PROBLEM REQUIREMENTS:
The records should be written out in full, with nothing altered.

* begin DATASET ENTRIES *

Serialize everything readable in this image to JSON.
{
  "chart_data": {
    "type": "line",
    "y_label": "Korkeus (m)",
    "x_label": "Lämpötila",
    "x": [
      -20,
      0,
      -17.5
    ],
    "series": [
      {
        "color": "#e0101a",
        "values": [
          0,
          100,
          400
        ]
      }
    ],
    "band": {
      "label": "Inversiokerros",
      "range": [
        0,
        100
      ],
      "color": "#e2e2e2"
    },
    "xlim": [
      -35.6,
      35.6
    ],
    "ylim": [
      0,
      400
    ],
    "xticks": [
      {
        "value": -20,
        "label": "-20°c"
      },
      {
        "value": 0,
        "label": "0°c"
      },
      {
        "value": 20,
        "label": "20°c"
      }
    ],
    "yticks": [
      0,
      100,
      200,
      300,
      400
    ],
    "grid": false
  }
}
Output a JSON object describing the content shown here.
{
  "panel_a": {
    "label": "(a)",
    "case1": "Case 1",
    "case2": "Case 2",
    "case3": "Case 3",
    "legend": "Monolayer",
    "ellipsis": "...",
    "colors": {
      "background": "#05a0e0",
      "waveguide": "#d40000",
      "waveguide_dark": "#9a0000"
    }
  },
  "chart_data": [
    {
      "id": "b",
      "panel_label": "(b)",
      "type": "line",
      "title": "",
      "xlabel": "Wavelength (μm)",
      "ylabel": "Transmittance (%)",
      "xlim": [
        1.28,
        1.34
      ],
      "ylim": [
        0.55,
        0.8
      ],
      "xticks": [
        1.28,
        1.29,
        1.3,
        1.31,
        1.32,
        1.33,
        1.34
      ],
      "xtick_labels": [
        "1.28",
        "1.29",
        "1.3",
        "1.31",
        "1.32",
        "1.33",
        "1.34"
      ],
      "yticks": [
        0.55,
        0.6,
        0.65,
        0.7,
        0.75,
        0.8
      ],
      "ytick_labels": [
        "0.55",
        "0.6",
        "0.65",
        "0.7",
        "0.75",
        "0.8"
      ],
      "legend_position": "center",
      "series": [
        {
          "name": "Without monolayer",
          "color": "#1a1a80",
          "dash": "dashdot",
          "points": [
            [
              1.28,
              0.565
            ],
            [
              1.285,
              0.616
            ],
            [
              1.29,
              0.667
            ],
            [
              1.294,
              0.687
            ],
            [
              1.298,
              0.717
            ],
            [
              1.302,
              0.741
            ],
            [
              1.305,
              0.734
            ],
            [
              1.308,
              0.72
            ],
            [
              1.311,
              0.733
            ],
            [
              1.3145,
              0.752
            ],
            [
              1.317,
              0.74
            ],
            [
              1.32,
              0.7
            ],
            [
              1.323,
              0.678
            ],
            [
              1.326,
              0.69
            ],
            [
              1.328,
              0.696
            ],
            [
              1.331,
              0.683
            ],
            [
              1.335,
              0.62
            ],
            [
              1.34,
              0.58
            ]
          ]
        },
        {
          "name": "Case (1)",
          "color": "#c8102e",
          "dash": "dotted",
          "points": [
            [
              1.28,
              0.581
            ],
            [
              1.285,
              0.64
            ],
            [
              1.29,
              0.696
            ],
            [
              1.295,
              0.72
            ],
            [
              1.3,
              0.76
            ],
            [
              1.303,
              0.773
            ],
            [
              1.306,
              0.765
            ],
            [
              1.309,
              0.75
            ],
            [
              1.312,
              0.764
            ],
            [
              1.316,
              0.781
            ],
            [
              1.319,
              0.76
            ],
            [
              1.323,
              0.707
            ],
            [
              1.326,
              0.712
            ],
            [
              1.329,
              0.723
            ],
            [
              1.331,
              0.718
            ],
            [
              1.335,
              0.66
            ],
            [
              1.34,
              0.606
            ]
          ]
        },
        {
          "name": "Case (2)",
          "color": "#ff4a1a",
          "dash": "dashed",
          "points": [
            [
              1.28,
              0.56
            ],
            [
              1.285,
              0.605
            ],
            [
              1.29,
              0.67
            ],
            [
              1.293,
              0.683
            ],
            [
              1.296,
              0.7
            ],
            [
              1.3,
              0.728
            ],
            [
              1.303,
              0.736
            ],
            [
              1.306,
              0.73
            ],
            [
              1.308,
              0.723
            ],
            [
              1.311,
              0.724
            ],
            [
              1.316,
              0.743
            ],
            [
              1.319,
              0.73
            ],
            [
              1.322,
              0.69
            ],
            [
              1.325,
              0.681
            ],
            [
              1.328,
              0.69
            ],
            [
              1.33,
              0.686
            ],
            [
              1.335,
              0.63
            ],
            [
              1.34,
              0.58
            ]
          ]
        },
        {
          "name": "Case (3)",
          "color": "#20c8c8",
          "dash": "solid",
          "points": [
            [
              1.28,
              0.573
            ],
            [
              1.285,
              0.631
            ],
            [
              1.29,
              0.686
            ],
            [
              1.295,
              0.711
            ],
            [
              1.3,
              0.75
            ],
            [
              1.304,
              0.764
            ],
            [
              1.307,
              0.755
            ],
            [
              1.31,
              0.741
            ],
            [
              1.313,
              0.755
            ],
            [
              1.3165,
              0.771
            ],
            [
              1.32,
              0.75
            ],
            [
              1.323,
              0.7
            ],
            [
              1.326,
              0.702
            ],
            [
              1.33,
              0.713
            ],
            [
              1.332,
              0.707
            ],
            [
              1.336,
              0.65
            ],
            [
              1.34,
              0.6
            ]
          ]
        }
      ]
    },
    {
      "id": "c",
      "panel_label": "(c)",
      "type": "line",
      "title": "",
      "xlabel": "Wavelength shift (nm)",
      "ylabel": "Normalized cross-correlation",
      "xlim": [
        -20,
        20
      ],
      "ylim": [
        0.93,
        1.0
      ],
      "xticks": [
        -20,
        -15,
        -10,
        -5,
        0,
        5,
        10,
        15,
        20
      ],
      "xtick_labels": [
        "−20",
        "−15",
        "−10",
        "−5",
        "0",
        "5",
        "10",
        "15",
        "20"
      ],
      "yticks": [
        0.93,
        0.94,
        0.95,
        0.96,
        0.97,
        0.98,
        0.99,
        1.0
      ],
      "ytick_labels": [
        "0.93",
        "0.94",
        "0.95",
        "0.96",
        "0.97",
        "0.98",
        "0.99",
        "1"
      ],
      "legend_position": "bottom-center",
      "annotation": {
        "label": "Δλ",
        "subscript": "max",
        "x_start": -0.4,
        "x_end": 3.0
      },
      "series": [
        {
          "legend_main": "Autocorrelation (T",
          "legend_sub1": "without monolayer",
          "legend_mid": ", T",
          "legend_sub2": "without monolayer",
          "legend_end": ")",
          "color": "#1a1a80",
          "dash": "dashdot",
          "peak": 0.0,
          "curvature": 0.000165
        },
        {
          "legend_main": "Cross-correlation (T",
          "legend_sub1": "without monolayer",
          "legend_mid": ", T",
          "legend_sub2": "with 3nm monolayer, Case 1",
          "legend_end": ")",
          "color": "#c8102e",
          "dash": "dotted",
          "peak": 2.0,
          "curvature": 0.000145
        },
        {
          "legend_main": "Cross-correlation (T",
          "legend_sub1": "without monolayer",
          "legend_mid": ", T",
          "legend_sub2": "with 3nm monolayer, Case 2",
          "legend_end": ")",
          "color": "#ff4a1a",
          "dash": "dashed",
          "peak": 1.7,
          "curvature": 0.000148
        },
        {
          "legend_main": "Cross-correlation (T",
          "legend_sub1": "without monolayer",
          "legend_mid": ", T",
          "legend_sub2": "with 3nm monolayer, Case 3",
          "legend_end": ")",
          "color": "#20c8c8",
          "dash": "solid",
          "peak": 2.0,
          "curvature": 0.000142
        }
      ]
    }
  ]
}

* end DATASET ENTRIES *

ANSWER IN FULL:
Serialize everything readable in this image to JSON.
{
  "chart_data": {
    "type": "line",
    "y_label": "Korkeus (m)",
    "x_label": "Lämpötila",
    "x": [
      -20,
      0,
      -17.5
    ],
    "series": [
      {
        "color": "#e0101a",
        "values": [
          0,
          100,
          400
        ]
      }
    ],
    "band": {
      "label": "Inversiokerros",
      "range": [
        0,
        100
      ],
      "color": "#e2e2e2"
    },
    "xlim": [
      -35.6,
      35.6
    ],
    "ylim": [
      0,
      400
    ],
    "xticks": [
      {
        "value": -20,
        "label": "-20°c"
      },
      {
        "value": 0,
        "label": "0°c"
      },
      {
        "value": 20,
        "label": "20°c"
      }
    ],
    "yticks": [
      0,
      100,
      200,
      300,
      400
    ],
    "grid": false
  }
}
Output a JSON object describing the content shown here.
{
  "panel_a": {
    "label": "(a)",
    "case1": "Case 1",
    "case2": "Case 2",
    "case3": "Case 3",
    "legend": "Monolayer",
    "ellipsis": "...",
    "colors": {
      "background": "#05a0e0",
      "waveguide": "#d40000",
      "waveguide_dark": "#9a0000"
    }
  },
  "chart_data": [
    {
      "id": "b",
      "panel_label": "(b)",
      "type": "line",
      "title": "",
      "xlabel": "Wavelength (μm)",
      "ylabel": "Transmittance (%)",
      "xlim": [
        1.28,
        1.34
      ],
      "ylim": [
        0.55,
        0.8
      ],
      "xticks": [
        1.28,
        1.29,
        1.3,
        1.31,
        1.32,
        1.33,
        1.34
      ],
      "xtick_labels": [
        "1.28",
        "1.29",
        "1.3",
        "1.31",
        "1.32",
        "1.33",
        "1.34"
      ],
      "yticks": [
        0.55,
        0.6,
        0.65,
        0.7,
        0.75,
        0.8
      ],
      "ytick_labels": [
        "0.55",
        "0.6",
        "0.65",
        "0.7",
        "0.75",
        "0.8"
      ],
      "legend_position": "center",
      "series": [
        {
          "name": "Without monolayer",
          "color": "#1a1a80",
          "dash": "dashdot",
          "points": [
            [
              1.28,
              0.565
            ],
            [
              1.285,
              0.616
            ],
            [
              1.29,
              0.667
            ],
            [
              1.294,
              0.687
            ],
            [
              1.298,
              0.717
            ],
            [
              1.302,
              0.741
            ],
            [
              1.305,
              0.734
            ],
            [
              1.308,
              0.72
            ],
            [
              1.311,
              0.733
            ],
            [
              1.3145,
              0.752
            ],
            [
              1.317,
              0.74
            ],
            [
              1.32,
              0.7
            ],
            [
              1.323,
              0.678
            ],
            [
              1.326,
              0.69
            ],
            [
              1.328,
              0.696
            ],
            [
              1.331,
              0.683
            ],
            [
              1.335,
              0.62
            ],
            [
              1.34,
              0.58
            ]
          ]
        },
        {
          "name": "Case (1)",
          "color": "#c8102e",
          "dash": "dotted",
          "points": [
            [
              1.28,
              0.581
            ],
            [
              1.285,
              0.64
            ],
            [
              1.29,
              0.696
            ],
            [
              1.295,
              0.72
            ],
            [
              1.3,
              0.76
            ],
            [
              1.303,
              0.773
            ],
            [
              1.306,
              0.765
            ],
            [
              1.309,
              0.75
            ],
            [
              1.312,
              0.764
            ],
            [
              1.316,
              0.781
            ],
            [
              1.319,
              0.76
            ],
            [
              1.323,
              0.707
            ],
            [
              1.326,
              0.712
            ],
            [
              1.329,
              0.723
            ],
            [
              1.331,
              0.718
            ],
            [
              1.335,
              0.66
            ],
            [
              1.34,
              0.606
            ]
          ]
        },
        {
          "name": "Case (2)",
          "color": "#ff4a1a",
          "dash": "dashed",
          "points": [
            [
              1.28,
              0.56
            ],
            [
              1.285,
              0.605
            ],
            [
              1.29,
              0.67
            ],
            [
              1.293,
              0.683
            ],
            [
              1.296,
              0.7
            ],
            [
              1.3,
              0.728
            ],
            [
              1.303,
              0.736
            ],
            [
              1.306,
              0.73
            ],
            [
              1.308,
              0.723
            ],
            [
              1.311,
              0.724
            ],
            [
              1.316,
              0.743
            ],
            [
              1.319,
              0.73
            ],
            [
              1.322,
              0.69
            ],
            [
              1.325,
              0.681
            ],
            [
              1.328,
              0.69
            ],
            [
              1.33,
              0.686
            ],
            [
              1.335,
              0.63
            ],
            [
              1.34,
              0.58
            ]
          ]
        },
        {
          "name": "Case (3)",
          "color": "#20c8c8",
          "dash": "solid",
          "points": [
            [
              1.28,
              0.573
            ],
            [
              1.285,
              0.631
            ],
            [
              1.29,
              0.686
            ],
            [
              1.295,
              0.711
            ],
            [
              1.3,
              0.75
            ],
            [
              1.304,
              0.764
            ],
            [
              1.307,
              0.755
            ],
            [
              1.31,
              0.741
            ],
            [
              1.313,
              0.755
            ],
            [
              1.3165,
              0.771
            ],
            [
              1.32,
              0.75
            ],
            [
              1.323,
              0.7
            ],
            [
              1.326,
              0.702
            ],
            [
              1.33,
              0.713
            ],
            [
              1.332,
              0.707
            ],
            [
              1.336,
              0.65
            ],
            [
              1.34,
              0.6
            ]
          ]
        }
      ]
    },
    {
      "id": "c",
      "panel_label": "(c)",
      "type": "line",
      "title": "",
      "xlabel": "Wavelength shift (nm)",
      "ylabel": "Normalized cross-correlation",
      "xlim": [
        -20,
        20
      ],
      "ylim": [
        0.93,
        1.0
      ],
      "xticks": [
        -20,
        -15,
        -10,
        -5,
        0,
        5,
        10,
        15,
        20
      ],
      "xtick_labels": [
        "−20",
        "−15",
        "−10",
        "−5",
        "0",
        "5",
        "10",
        "15",
        "20"
      ],
      "yticks": [
        0.93,
        0.94,
        0.95,
        0.96,
        0.97,
        0.98,
        0.99,
        1.0
      ],
      "ytick_labels": [
        "0.93",
        "0.94",
        "0.95",
        "0.96",
        "0.97",
        "0.98",
        "0.99",
        "1"
      ],
      "legend_position": "bottom-center",
      "annotation": {
        "label": "Δλ",
        "subscript": "max",
        "x_start": -0.4,
        "x_end": 3.0
      },
      "series": [
        {
          "legend_main": "Autocorrelation (T",
          "legend_sub1": "without monolayer",
          "legend_mid": ", T",
          "legend_sub2": "without monolayer",
          "legend_end": ")",
          "color": "#1a1a80",
          "dash": "dashdot",
          "peak": 0.0,
          "curvature": 0.000165
        },
        {
          "legend_main": "Cross-correlation (T",
          "legend_sub1": "without monolayer",
          "legend_mid": ", T",
          "legend_sub2": "with 3nm monolayer, Case 1",
          "legend_end": ")",
          "color": "#c8102e",
          "dash": "dotted",
          "peak": 2.0,
          "curvature": 0.000145
        },
        {
          "legend_main": "Cross-correlation (T",
          "legend_sub1": "without monolayer",
          "legend_mid": ", T",
          "legend_sub2": "with 3nm monolayer, Case 2",
          "legend_end": ")",
          "color": "#ff4a1a",
          "dash": "dashed",
          "peak": 1.7,
          "curvature": 0.000148
        },
        {
          "legend_main": "Cross-correlation (T",
          "legend_sub1": "without monolayer",
          "legend_mid": ", T",
          "legend_sub2": "with 3nm monolayer, Case 3",
          "legend_end": ")",
          "color": "#20c8c8",
          "dash": "solid",
          "peak": 2.0,
          "curvature": 0.000142
        }
      ]
    }
  ]
}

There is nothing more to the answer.